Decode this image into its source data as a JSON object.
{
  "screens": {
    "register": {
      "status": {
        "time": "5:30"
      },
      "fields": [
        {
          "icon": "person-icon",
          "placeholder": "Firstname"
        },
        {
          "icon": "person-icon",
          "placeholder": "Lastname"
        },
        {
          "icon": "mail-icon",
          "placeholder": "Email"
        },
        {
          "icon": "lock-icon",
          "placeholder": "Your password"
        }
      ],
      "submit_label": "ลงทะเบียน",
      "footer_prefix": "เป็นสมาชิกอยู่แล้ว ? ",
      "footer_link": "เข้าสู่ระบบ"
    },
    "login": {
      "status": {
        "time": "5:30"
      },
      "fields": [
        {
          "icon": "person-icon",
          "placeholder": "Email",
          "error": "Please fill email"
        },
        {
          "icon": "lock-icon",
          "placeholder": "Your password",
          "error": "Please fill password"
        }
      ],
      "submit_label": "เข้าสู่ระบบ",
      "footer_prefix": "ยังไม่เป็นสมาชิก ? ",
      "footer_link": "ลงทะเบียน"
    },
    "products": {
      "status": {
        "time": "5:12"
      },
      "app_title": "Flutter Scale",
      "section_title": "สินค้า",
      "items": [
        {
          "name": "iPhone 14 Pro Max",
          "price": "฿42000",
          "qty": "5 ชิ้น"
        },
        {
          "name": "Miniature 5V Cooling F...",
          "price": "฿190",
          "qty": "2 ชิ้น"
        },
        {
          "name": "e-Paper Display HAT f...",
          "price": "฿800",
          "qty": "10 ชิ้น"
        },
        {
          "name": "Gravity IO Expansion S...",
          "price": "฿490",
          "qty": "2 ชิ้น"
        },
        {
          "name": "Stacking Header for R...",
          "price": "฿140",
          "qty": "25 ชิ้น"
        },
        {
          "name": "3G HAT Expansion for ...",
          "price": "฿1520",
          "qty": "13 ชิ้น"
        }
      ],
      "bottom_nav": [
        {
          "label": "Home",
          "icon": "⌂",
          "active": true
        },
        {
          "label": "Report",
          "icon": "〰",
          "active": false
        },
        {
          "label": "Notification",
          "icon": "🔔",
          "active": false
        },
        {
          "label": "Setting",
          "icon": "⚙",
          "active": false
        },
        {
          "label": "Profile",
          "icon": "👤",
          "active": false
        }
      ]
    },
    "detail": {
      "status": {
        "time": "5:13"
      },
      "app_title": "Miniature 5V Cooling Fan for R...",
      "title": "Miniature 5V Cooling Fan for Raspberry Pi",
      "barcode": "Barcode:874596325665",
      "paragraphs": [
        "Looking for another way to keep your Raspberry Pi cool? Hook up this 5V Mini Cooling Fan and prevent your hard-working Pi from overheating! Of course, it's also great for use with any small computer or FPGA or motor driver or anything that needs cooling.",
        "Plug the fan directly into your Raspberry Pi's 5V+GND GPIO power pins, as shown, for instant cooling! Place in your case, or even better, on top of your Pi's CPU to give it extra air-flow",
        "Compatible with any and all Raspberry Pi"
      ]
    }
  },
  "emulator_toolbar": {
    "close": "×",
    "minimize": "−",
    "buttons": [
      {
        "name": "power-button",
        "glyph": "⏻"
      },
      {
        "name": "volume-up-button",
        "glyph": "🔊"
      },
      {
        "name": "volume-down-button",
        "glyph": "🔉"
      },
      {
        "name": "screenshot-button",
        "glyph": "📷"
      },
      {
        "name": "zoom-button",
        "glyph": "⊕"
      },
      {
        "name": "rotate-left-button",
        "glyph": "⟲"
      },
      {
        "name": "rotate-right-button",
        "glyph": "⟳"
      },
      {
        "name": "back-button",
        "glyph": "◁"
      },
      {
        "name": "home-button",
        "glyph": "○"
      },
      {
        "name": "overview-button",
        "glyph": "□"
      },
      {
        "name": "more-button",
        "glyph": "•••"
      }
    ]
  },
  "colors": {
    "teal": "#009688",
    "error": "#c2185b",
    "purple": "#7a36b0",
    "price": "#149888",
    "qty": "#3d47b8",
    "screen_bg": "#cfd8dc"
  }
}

○ ○ ○ ○

## The request
Give only the number of lines in the data that include the string "power".

## Result
2